● Request
Locate each line of the material that contains "Zdeněk", then return it.

Collected data:
>>>>>

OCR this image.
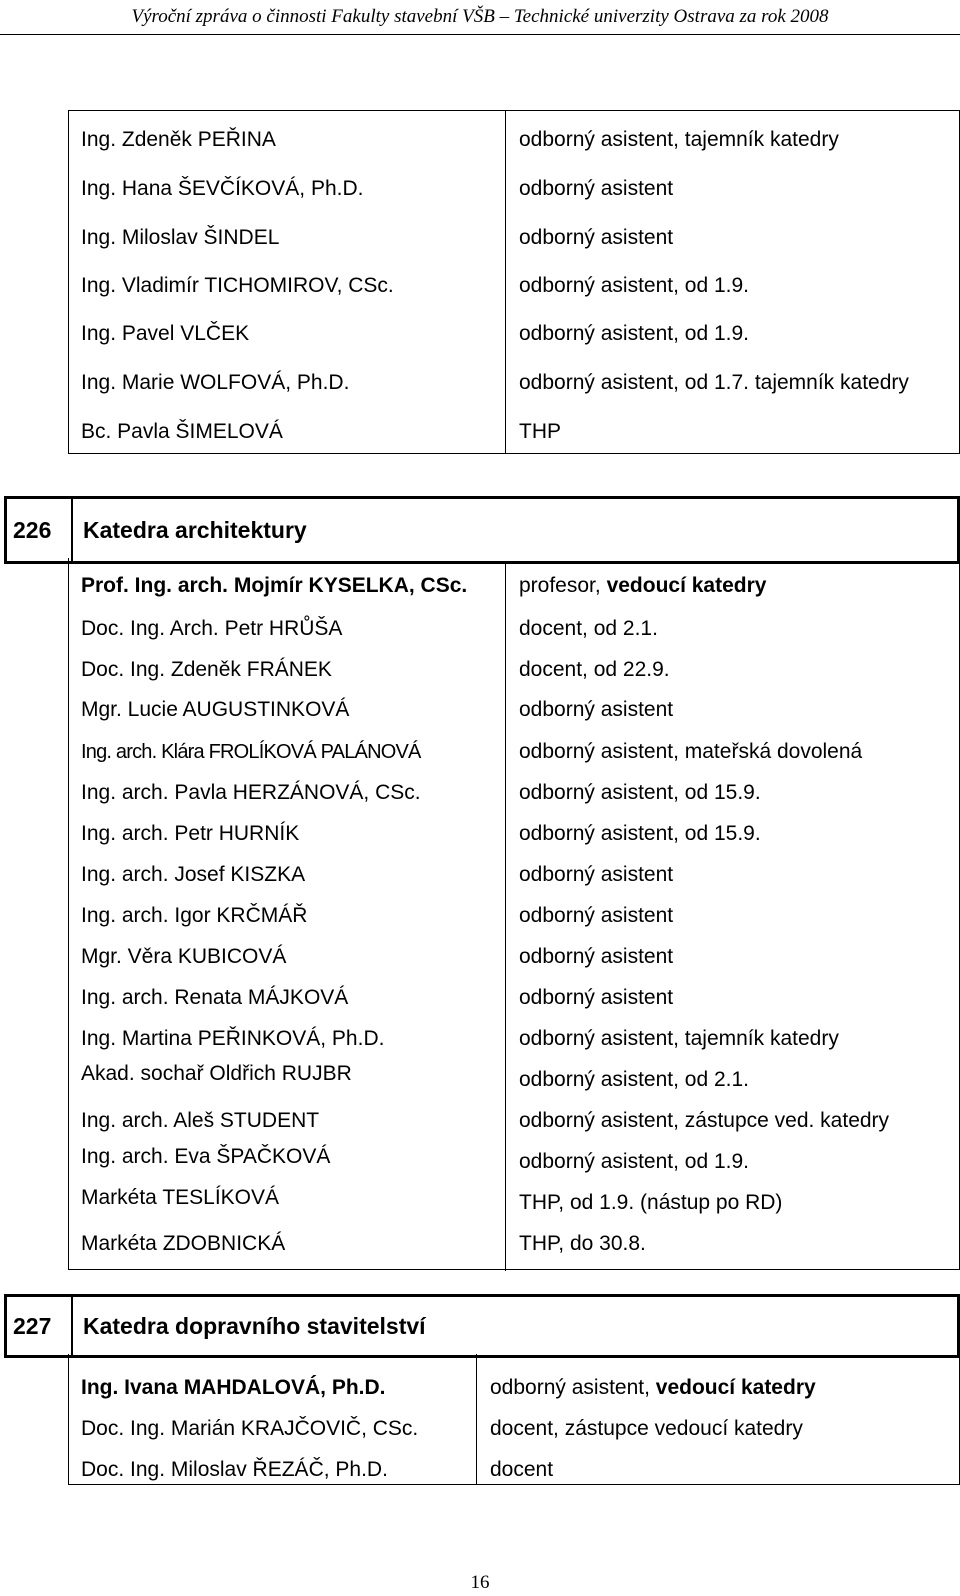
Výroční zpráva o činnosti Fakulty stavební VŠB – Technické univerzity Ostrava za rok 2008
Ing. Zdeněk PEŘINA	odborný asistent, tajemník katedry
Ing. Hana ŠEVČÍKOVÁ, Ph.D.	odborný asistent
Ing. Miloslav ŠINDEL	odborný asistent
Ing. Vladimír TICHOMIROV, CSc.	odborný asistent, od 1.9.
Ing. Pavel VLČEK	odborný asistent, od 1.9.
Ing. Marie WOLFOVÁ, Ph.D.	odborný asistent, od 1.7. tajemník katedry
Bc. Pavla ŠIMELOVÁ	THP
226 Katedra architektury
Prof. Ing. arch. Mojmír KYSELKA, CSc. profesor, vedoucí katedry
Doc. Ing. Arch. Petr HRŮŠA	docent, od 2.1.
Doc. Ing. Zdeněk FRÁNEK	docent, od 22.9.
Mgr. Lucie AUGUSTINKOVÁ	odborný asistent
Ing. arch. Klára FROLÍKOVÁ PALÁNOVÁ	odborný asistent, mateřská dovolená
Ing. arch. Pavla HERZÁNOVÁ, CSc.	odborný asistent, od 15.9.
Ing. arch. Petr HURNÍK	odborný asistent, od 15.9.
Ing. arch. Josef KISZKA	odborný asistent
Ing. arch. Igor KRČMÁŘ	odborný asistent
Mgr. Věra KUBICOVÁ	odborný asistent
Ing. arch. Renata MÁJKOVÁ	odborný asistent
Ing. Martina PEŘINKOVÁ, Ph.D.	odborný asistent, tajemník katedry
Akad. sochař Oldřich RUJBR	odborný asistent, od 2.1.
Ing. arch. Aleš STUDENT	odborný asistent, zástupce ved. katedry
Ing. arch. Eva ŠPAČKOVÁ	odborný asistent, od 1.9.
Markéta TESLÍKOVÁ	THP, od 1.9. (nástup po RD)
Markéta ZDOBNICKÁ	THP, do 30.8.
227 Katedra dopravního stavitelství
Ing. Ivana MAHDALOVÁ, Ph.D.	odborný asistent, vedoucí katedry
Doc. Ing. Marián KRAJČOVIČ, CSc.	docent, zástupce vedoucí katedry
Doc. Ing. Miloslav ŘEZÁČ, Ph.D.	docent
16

<<<<<

● Answer in full
Ing. Zdeněk PEŘINA	odborný asistent, tajemník katedry
Doc. Ing. Zdeněk FRÁNEK	docent, od 22.9.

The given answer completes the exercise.